• WORK INSTRUCTIONS
Each line should be copied exactly.

START GIVEN ENTRIES

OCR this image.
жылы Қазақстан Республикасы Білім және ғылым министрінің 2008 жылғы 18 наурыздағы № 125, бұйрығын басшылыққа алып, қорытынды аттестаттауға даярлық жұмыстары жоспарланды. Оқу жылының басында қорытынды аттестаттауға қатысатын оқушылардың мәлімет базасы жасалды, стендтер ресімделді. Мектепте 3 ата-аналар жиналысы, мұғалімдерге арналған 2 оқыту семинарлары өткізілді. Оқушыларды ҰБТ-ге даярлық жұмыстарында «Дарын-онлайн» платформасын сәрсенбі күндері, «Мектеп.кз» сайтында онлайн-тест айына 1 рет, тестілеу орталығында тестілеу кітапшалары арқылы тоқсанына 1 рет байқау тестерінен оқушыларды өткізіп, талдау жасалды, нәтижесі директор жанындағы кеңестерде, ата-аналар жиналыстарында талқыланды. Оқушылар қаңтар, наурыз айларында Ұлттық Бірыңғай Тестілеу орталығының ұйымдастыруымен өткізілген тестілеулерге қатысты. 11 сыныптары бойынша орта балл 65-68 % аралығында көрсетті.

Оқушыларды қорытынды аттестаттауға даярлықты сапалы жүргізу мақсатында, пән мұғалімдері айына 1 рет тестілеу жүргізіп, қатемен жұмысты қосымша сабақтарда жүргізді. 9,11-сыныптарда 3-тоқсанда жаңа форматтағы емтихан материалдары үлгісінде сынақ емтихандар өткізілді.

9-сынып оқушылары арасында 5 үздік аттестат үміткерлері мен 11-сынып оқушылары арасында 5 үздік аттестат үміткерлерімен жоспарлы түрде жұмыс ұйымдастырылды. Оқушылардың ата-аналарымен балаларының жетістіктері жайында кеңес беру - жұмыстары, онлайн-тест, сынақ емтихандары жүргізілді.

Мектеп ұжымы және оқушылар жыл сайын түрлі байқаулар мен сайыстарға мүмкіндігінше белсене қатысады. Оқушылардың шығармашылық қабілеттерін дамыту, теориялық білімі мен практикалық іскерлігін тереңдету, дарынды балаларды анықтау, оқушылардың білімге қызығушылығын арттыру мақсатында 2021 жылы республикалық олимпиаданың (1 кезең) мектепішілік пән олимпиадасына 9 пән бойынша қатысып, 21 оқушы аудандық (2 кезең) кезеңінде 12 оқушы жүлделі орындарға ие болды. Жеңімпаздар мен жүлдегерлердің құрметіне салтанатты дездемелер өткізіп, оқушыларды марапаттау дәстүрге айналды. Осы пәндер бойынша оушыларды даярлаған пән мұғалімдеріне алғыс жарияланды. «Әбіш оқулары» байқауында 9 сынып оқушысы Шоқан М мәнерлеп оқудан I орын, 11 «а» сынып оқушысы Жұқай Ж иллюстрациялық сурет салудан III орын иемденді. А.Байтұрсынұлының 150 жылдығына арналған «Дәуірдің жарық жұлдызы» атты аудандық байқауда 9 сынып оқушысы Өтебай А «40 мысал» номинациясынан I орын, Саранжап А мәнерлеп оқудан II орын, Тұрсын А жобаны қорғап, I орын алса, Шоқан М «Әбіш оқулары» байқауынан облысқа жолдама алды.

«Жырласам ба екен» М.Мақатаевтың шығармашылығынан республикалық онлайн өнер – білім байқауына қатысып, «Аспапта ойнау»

END GIVEN ENTRIES

• FULL OUTPUT
OCR this image.
жылы Қазақстан Республикасы Білім және ғылым министрінің 2008 жылғы 18 наурыздағы № 125, бұйрығын басшылыққа алып, қорытынды аттестаттауға даярлық жұмыстары жоспарланды. Оқу жылының басында қорытынды аттестаттауға қатысатын оқушылардың мәлімет базасы жасалды, стендтер ресімделді. Мектепте 3 ата-аналар жиналысы, мұғалімдерге арналған 2 оқыту семинарлары өткізілді. Оқушыларды ҰБТ-ге даярлық жұмыстарында «Дарын-онлайн» платформасын сәрсенбі күндері, «Мектеп.кз» сайтында онлайн-тест айына 1 рет, тестілеу орталығында тестілеу кітапшалары арқылы тоқсанына 1 рет байқау тестерінен оқушыларды өткізіп, талдау жасалды, нәтижесі директор жанындағы кеңестерде, ата-аналар жиналыстарында талқыланды. Оқушылар қаңтар, наурыз айларында Ұлттық Бірыңғай Тестілеу орталығының ұйымдастыруымен өткізілген тестілеулерге қатысты. 11 сыныптары бойынша орта балл 65-68 % аралығында көрсетті.

Оқушыларды қорытынды аттестаттауға даярлықты сапалы жүргізу мақсатында, пән мұғалімдері айына 1 рет тестілеу жүргізіп, қатемен жұмысты қосымша сабақтарда жүргізді. 9,11-сыныптарда 3-тоқсанда жаңа форматтағы емтихан материалдары үлгісінде сынақ емтихандар өткізілді.

9-сынып оқушылары арасында 5 үздік аттестат үміткерлері мен 11-сынып оқушылары арасында 5 үздік аттестат үміткерлерімен жоспарлы түрде жұмыс ұйымдастырылды. Оқушылардың ата-аналарымен балаларының жетістіктері жайында кеңес беру - жұмыстары, онлайн-тест, сынақ емтихандары жүргізілді.

Мектеп ұжымы және оқушылар жыл сайын түрлі байқаулар мен сайыстарға мүмкіндігінше белсене қатысады. Оқушылардың шығармашылық қабілеттерін дамыту, теориялық білімі мен практикалық іскерлігін тереңдету, дарынды балаларды анықтау, оқушылардың білімге қызығушылығын арттыру мақсатында 2021 жылы республикалық олимпиаданың (1 кезең) мектепішілік пән олимпиадасына 9 пән бойынша қатысып, 21 оқушы аудандық (2 кезең) кезеңінде 12 оқушы жүлделі орындарға ие болды. Жеңімпаздар мен жүлдегерлердің құрметіне салтанатты дездемелер өткізіп, оқушыларды марапаттау дәстүрге айналды. Осы пәндер бойынша оушыларды даярлаған пән мұғалімдеріне алғыс жарияланды. «Әбіш оқулары» байқауында 9 сынып оқушысы Шоқан М мәнерлеп оқудан I орын, 11 «а» сынып оқушысы Жұқай Ж иллюстрациялық сурет салудан III орын иемденді. А.Байтұрсынұлының 150 жылдығына арналған «Дәуірдің жарық жұлдызы» атты аудандық байқауда 9 сынып оқушысы Өтебай А «40 мысал» номинациясынан I орын, Саранжап А мәнерлеп оқудан II орын, Тұрсын А жобаны қорғап, I орын алса, Шоқан М «Әбіш оқулары» байқауынан облысқа жолдама алды.

«Жырласам ба екен» М.Мақатаевтың шығармашылығынан республикалық онлайн өнер – білім байқауына қатысып, «Аспапта ойнау»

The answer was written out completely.